Search the entries for the word "false" and pull out each line that has it.

- [SOURCE MATERIAL]:
┌──

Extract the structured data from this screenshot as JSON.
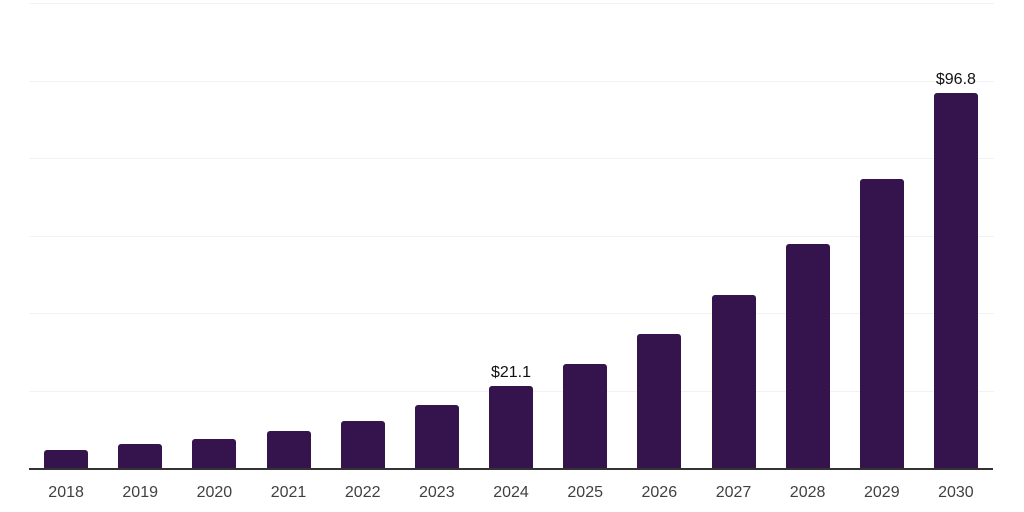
{
  "chart_data": {
    "type": "bar",
    "title": "",
    "xlabel": "",
    "ylabel": "",
    "categories": [
      "2018",
      "2019",
      "2020",
      "2021",
      "2022",
      "2023",
      "2024",
      "2025",
      "2026",
      "2027",
      "2028",
      "2029",
      "2030"
    ],
    "values": [
      4.6,
      6.1,
      7.4,
      9.6,
      12.2,
      16.2,
      21.1,
      26.8,
      34.5,
      44.6,
      57.7,
      74.7,
      96.8
    ],
    "data_labels": [
      {
        "index": 6,
        "text": "$21.1"
      },
      {
        "index": 12,
        "text": "$96.8"
      }
    ],
    "ylim": [
      0,
      120
    ],
    "gridline_interval": 20,
    "grid": true,
    "legend": false,
    "y_axis_labels_visible": false
  },
  "colors": {
    "bar": "#35134d",
    "axis_line": "#333333",
    "gridline": "#f2f1f3",
    "tick_label": "#404040",
    "data_label": "#111111",
    "background": "#ffffff"
  }
}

└──

- [RESULT OF THE EXERCISE]:
    "legend": false,
    "y_axis_labels_visible": false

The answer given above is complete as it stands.